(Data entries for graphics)

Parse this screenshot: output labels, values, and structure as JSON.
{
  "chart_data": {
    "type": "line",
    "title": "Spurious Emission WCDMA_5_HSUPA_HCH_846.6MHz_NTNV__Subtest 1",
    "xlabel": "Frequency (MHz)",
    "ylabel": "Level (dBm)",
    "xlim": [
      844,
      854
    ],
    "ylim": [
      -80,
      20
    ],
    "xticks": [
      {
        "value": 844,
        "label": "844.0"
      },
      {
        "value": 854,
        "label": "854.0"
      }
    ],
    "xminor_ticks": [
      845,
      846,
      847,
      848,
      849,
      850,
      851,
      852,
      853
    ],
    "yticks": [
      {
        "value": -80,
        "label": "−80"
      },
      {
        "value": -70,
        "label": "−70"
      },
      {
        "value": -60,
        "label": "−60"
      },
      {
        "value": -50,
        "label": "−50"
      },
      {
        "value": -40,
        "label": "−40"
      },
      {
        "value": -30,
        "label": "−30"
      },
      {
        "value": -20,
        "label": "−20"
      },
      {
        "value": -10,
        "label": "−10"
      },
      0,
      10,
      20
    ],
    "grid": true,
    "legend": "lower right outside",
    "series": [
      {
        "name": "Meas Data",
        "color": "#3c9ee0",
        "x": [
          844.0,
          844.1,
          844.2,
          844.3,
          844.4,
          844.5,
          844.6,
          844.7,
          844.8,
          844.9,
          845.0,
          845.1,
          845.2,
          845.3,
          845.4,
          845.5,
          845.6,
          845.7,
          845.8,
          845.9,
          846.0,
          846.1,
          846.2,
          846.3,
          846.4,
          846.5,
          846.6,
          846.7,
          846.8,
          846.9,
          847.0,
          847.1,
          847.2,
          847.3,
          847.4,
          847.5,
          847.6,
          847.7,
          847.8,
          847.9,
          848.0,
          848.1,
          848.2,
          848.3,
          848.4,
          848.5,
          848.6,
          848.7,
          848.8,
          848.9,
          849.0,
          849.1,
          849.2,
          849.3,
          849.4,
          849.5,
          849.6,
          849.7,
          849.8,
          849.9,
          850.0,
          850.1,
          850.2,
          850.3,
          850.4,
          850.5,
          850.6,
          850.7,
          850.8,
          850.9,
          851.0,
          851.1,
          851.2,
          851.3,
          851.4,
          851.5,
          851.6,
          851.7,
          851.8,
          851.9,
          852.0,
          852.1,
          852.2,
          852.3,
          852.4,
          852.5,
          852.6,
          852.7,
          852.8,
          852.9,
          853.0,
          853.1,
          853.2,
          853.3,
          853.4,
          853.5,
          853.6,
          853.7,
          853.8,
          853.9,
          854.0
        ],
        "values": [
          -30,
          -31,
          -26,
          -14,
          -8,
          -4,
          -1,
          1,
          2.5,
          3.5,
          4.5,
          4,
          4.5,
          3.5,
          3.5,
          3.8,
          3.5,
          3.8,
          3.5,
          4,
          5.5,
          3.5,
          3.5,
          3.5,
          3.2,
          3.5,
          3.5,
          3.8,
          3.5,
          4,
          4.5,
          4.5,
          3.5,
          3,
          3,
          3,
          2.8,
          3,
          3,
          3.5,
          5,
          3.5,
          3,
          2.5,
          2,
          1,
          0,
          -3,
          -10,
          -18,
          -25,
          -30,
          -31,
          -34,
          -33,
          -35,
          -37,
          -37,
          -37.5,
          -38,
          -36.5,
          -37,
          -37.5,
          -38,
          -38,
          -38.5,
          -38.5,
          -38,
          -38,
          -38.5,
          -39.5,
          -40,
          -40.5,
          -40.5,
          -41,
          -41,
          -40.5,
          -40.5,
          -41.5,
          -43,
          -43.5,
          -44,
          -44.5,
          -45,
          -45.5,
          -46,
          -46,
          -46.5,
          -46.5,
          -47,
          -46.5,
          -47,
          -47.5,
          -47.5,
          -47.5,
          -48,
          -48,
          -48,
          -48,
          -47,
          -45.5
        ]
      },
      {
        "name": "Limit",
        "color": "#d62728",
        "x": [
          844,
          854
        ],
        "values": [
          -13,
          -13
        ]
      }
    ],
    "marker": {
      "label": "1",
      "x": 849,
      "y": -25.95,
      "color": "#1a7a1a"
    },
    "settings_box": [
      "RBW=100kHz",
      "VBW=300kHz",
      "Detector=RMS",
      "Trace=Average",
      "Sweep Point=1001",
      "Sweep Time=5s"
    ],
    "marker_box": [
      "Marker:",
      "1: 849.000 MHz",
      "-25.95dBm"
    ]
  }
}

(PROBLEM TO WORK ON):
All of the records must be retyped exactly as they are.

(SOLUTION TO THIS EXERCISE):
Parse this screenshot: output labels, values, and structure as JSON.
{
  "chart_data": {
    "type": "line",
    "title": "Spurious Emission WCDMA_5_HSUPA_HCH_846.6MHz_NTNV__Subtest 1",
    "xlabel": "Frequency (MHz)",
    "ylabel": "Level (dBm)",
    "xlim": [
      844,
      854
    ],
    "ylim": [
      -80,
      20
    ],
    "xticks": [
      {
        "value": 844,
        "label": "844.0"
      },
      {
        "value": 854,
        "label": "854.0"
      }
    ],
    "xminor_ticks": [
      845,
      846,
      847,
      848,
      849,
      850,
      851,
      852,
      853
    ],
    "yticks": [
      {
        "value": -80,
        "label": "−80"
      },
      {
        "value": -70,
        "label": "−70"
      },
      {
        "value": -60,
        "label": "−60"
      },
      {
        "value": -50,
        "label": "−50"
      },
      {
        "value": -40,
        "label": "−40"
      },
      {
        "value": -30,
        "label": "−30"
      },
      {
        "value": -20,
        "label": "−20"
      },
      {
        "value": -10,
        "label": "−10"
      },
      0,
      10,
      20
    ],
    "grid": true,
    "legend": "lower right outside",
    "series": [
      {
        "name": "Meas Data",
        "color": "#3c9ee0",
        "x": [
          844.0,
          844.1,
          844.2,
          844.3,
          844.4,
          844.5,
          844.6,
          844.7,
          844.8,
          844.9,
          845.0,
          845.1,
          845.2,
          845.3,
          845.4,
          845.5,
          845.6,
          845.7,
          845.8,
          845.9,
          846.0,
          846.1,
          846.2,
          846.3,
          846.4,
          846.5,
          846.6,
          846.7,
          846.8,
          846.9,
          847.0,
          847.1,
          847.2,
          847.3,
          847.4,
          847.5,
          847.6,
          847.7,
          847.8,
          847.9,
          848.0,
          848.1,
          848.2,
          848.3,
          848.4,
          848.5,
          848.6,
          848.7,
          848.8,
          848.9,
          849.0,
          849.1,
          849.2,
          849.3,
          849.4,
          849.5,
          849.6,
          849.7,
          849.8,
          849.9,
          850.0,
          850.1,
          850.2,
          850.3,
          850.4,
          850.5,
          850.6,
          850.7,
          850.8,
          850.9,
          851.0,
          851.1,
          851.2,
          851.3,
          851.4,
          851.5,
          851.6,
          851.7,
          851.8,
          851.9,
          852.0,
          852.1,
          852.2,
          852.3,
          852.4,
          852.5,
          852.6,
          852.7,
          852.8,
          852.9,
          853.0,
          853.1,
          853.2,
          853.3,
          853.4,
          853.5,
          853.6,
          853.7,
          853.8,
          853.9,
          854.0
        ],
        "values": [
          -30,
          -31,
          -26,
          -14,
          -8,
          -4,
          -1,
          1,
          2.5,
          3.5,
          4.5,
          4,
          4.5,
          3.5,
          3.5,
          3.8,
          3.5,
          3.8,
          3.5,
          4,
          5.5,
          3.5,
          3.5,
          3.5,
          3.2,
          3.5,
          3.5,
          3.8,
          3.5,
          4,
          4.5,
          4.5,
          3.5,
          3,
          3,
          3,
          2.8,
          3,
          3,
          3.5,
          5,
          3.5,
          3,
          2.5,
          2,
          1,
          0,
          -3,
          -10,
          -18,
          -25,
          -30,
          -31,
          -34,
          -33,
          -35,
          -37,
          -37,
          -37.5,
          -38,
          -36.5,
          -37,
          -37.5,
          -38,
          -38,
          -38.5,
          -38.5,
          -38,
          -38,
          -38.5,
          -39.5,
          -40,
          -40.5,
          -40.5,
          -41,
          -41,
          -40.5,
          -40.5,
          -41.5,
          -43,
          -43.5,
          -44,
          -44.5,
          -45,
          -45.5,
          -46,
          -46,
          -46.5,
          -46.5,
          -47,
          -46.5,
          -47,
          -47.5,
          -47.5,
          -47.5,
          -48,
          -48,
          -48,
          -48,
          -47,
          -45.5
        ]
      },
      {
        "name": "Limit",
        "color": "#d62728",
        "x": [
          844,
          854
        ],
        "values": [
          -13,
          -13
        ]
      }
    ],
    "marker": {
      "label": "1",
      "x": 849,
      "y": -25.95,
      "color": "#1a7a1a"
    },
    "settings_box": [
      "RBW=100kHz",
      "VBW=300kHz",
      "Detector=RMS",
      "Trace=Average",
      "Sweep Point=1001",
      "Sweep Time=5s"
    ],
    "marker_box": [
      "Marker:",
      "1: 849.000 MHz",
      "-25.95dBm"
    ]
  }
}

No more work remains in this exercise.